> What to work on:
1 - In the text below on data silos, which two situations are named as the most common causes of data silos forming?
2 - Write out the passage of the data silos text from "Growth in organizations" up to and including "the required destination.", swapping "branches" for "locations".

> Source:
Proper dissemination of information is a crucial component in daily business administration. Organizations sometimes experience data silos, usually from poor communication, leading to low productivity. Understanding data silos can help you refocus a business and improve an organization's productivity and functionality. In this article, we explore what siloed data is, highlight scenarios with these issues, outline the causes of data silos, discuss its effects on a business, and provide tips for preventing it.
Meaning of siloed data
Siloed data is a group of data accessible to only a few employees, departments, or leaders in the workplace. Splits in a business's human resources create silos leading teams to hoard resources such as funds, information, and talents from other colleagues or groups. Data silos also tend to create a hostile and more competitive work environment because employees try to get an unfair advantage over their colleagues instead of cooperating with them.
Scenarios with data silos issues
The two most common situations that lead to the creation of data silos are:
Issues with technology
Where organizations don't have access to proper technology systems, it can stifle data dissemination between departments and employees. Also, some groups may have better technical training than others, which can divide groups and stop the latter from accessing available data. It's advisable for companies to solve these technical difficulties by purchasing good-quality appliances and applications that enhance the transfer of information and ensure that it trains its staff to use them appropriately.
Growth in organizations
Where organizations grow too large, they may experience difficulty communicating relevant information throughout the organization. It's easy for some employees and smaller departments to feel isolated when many offices, departments, and employees are across the province or country. Companies can maintain control in this situation by establishing a clear structure and hierarchy across the branches to efficiently ensure that information gets to the required destination.
Causes of siloed data
Some common factors that create silos include:
Issues in leadership
Good leaders set the tone for the office culture, how the business operates, and embody the company's values. Where leaders don't set the right style or falter in their duties, it can negatively impact the departments and foster a silo mentality. Similarly, when there's a divergence in the goals and methods of various leaders in the company, it may lead to confusion and create factions in the workplace, making it difficult to communicate appropriately.
Related: 10 Common Leadership Styles
The structure of a business can influence the sharing of information within the organization. For instance, companies that promote individuality rather than teamwork prevent collaboration among employees, leading to data silos. In such environments, employees tend to prioritize their interests, gather resources, and prevent others from accessing the necessary information. This is common in the ladder pattern of business administration. While this pattern has certain advantages, it's advisable for companies to adopt team-oriented business structures that encourage cooperation and collaboration among colleagues in the workplace.
Effective communication helps foster a positive environment and connects the various departments in the workplace. Proper communication ensures that people understand their responsibilities, allows departments to express their demands, creates professional bonds with others, and keeps the people in management positions in touch with others. Where no communication channel exists, or it's largely ineffective, these advantages don't exist, rather data silos are what emerge.

> Stored data:
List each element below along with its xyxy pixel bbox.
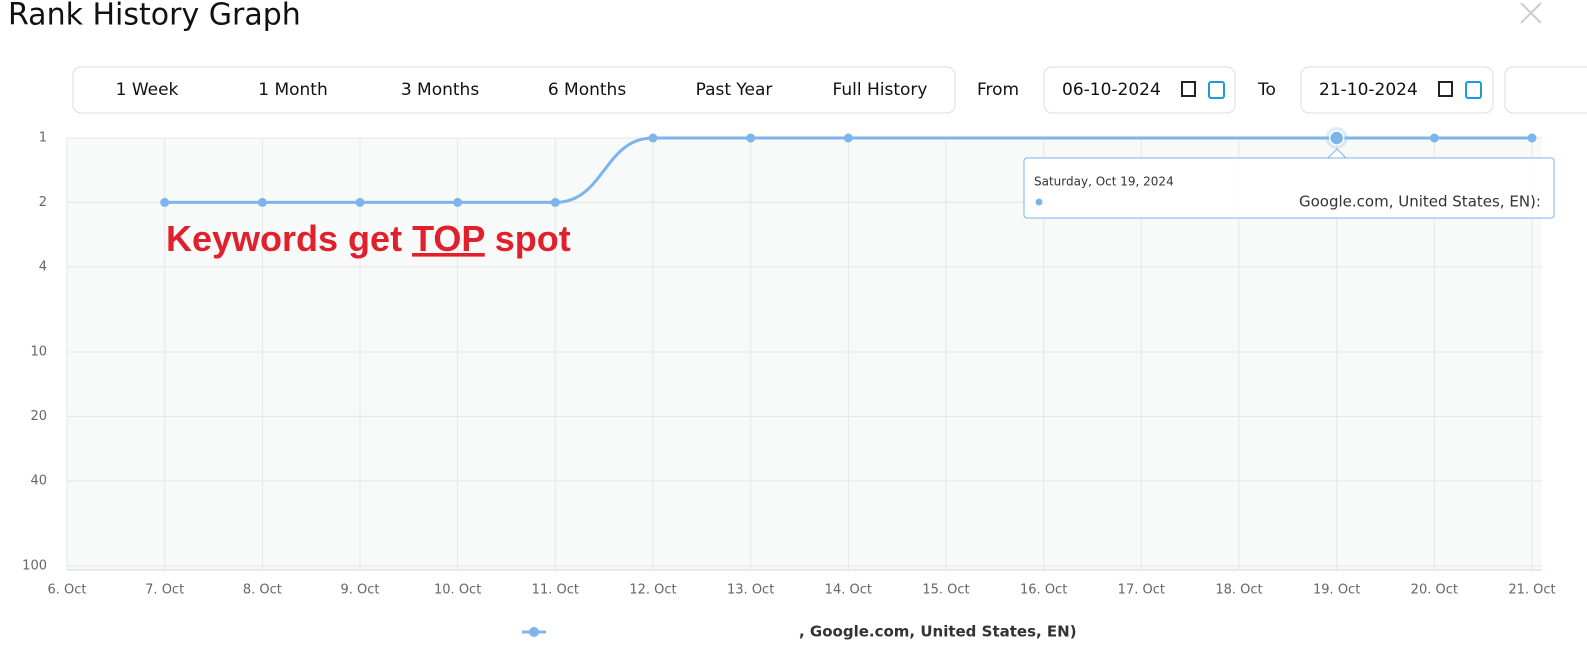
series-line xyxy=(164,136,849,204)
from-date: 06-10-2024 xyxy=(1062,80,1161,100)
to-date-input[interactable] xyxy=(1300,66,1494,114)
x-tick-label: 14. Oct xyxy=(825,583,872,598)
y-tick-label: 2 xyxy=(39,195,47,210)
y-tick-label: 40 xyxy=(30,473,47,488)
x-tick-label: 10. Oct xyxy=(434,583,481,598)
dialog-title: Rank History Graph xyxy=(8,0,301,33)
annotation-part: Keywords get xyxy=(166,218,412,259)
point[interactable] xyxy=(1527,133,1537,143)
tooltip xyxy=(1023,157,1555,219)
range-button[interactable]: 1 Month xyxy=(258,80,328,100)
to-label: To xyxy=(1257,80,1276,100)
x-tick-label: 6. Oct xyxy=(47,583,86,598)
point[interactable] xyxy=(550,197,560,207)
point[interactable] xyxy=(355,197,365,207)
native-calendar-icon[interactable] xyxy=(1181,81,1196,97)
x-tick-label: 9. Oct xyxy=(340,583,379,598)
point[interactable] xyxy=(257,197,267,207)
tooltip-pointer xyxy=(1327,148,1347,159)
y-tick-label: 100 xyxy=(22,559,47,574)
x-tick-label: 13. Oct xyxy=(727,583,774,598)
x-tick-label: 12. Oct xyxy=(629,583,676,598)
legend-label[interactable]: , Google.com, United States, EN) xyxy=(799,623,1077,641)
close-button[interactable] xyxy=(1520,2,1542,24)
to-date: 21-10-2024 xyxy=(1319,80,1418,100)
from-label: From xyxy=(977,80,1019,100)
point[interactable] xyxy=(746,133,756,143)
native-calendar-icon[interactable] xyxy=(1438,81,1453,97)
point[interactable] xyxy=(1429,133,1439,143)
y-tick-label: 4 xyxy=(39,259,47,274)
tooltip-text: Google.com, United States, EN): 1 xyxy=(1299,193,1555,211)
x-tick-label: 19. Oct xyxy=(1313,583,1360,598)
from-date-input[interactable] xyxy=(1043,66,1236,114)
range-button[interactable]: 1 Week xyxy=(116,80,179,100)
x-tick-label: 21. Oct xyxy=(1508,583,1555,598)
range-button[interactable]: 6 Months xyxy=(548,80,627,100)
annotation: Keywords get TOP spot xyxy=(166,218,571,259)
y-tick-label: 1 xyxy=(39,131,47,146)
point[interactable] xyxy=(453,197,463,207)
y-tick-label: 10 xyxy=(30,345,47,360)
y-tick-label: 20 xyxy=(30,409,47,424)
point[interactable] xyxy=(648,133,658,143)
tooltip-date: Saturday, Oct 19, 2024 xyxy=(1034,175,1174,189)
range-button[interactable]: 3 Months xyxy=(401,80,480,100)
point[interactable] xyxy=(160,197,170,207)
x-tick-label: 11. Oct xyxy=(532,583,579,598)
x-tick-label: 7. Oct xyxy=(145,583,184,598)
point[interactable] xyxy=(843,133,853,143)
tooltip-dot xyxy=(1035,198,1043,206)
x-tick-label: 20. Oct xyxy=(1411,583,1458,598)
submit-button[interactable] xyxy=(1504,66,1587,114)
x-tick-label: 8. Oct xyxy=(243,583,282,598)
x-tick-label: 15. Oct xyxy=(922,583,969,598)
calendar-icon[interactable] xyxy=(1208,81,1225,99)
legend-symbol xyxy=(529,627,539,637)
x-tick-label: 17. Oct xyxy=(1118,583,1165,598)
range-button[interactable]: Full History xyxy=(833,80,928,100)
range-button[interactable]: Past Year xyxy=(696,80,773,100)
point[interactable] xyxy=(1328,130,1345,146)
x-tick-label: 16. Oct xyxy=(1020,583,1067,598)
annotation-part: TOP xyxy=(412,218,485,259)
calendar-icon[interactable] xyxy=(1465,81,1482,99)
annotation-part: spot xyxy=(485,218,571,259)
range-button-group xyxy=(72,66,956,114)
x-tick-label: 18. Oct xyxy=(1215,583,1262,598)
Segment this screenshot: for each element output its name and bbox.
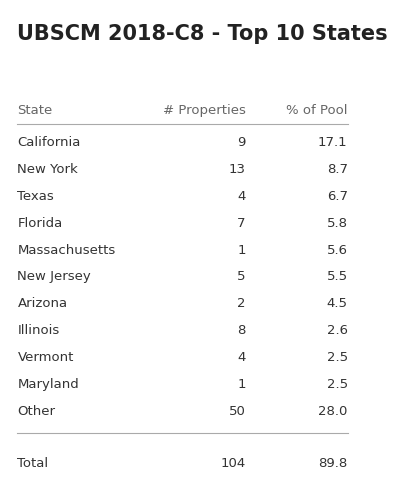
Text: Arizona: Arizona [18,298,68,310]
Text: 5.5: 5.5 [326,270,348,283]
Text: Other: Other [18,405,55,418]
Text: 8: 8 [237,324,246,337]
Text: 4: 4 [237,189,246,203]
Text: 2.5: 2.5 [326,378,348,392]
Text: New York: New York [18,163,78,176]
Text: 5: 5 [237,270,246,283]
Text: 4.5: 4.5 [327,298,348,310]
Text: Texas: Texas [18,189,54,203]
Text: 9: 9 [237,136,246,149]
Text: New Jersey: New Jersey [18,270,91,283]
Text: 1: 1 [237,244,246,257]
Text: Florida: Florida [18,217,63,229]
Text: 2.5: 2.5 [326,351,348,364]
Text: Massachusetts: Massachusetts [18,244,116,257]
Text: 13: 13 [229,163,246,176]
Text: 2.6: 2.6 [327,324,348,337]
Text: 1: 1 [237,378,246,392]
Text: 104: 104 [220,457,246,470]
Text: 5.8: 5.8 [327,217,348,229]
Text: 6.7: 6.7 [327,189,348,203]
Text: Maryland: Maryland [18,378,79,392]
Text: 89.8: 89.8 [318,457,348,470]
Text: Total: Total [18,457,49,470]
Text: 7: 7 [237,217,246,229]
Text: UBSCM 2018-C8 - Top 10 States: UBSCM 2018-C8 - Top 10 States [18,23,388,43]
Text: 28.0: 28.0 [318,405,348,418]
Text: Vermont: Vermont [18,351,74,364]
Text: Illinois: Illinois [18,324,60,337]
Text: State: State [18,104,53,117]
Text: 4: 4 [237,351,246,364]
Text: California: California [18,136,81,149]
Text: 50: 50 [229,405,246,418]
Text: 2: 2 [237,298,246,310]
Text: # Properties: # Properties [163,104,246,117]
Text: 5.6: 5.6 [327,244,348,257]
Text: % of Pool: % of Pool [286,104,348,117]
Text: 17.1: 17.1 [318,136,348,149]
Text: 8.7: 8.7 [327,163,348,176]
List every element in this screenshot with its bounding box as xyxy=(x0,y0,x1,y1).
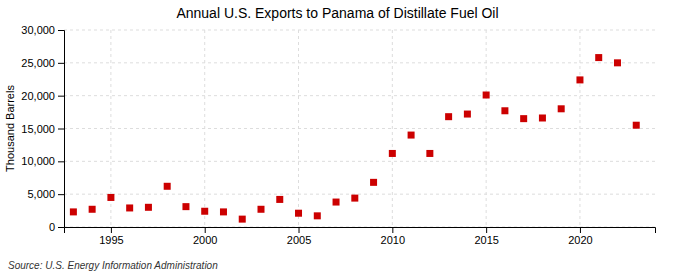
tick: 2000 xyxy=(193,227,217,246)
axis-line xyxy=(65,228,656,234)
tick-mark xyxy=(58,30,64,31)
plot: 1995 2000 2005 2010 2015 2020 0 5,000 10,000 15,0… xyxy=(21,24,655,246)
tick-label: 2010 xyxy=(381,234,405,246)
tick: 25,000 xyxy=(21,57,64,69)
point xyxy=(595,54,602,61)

> Responses:
1 - Issues with technology and growth in organizations.

2 -
Growth in organizations
Where organizations grow too large, they may experience difficulty communicating relevant information throughout the organization. It's easy for some employees and smaller departments to feel isolated when many offices, departments, and employees are across the province or country. Companies can maintain control in this situation by establishing a clear structure and hierarchy across the locations to efficiently ensure that information gets to the required destination.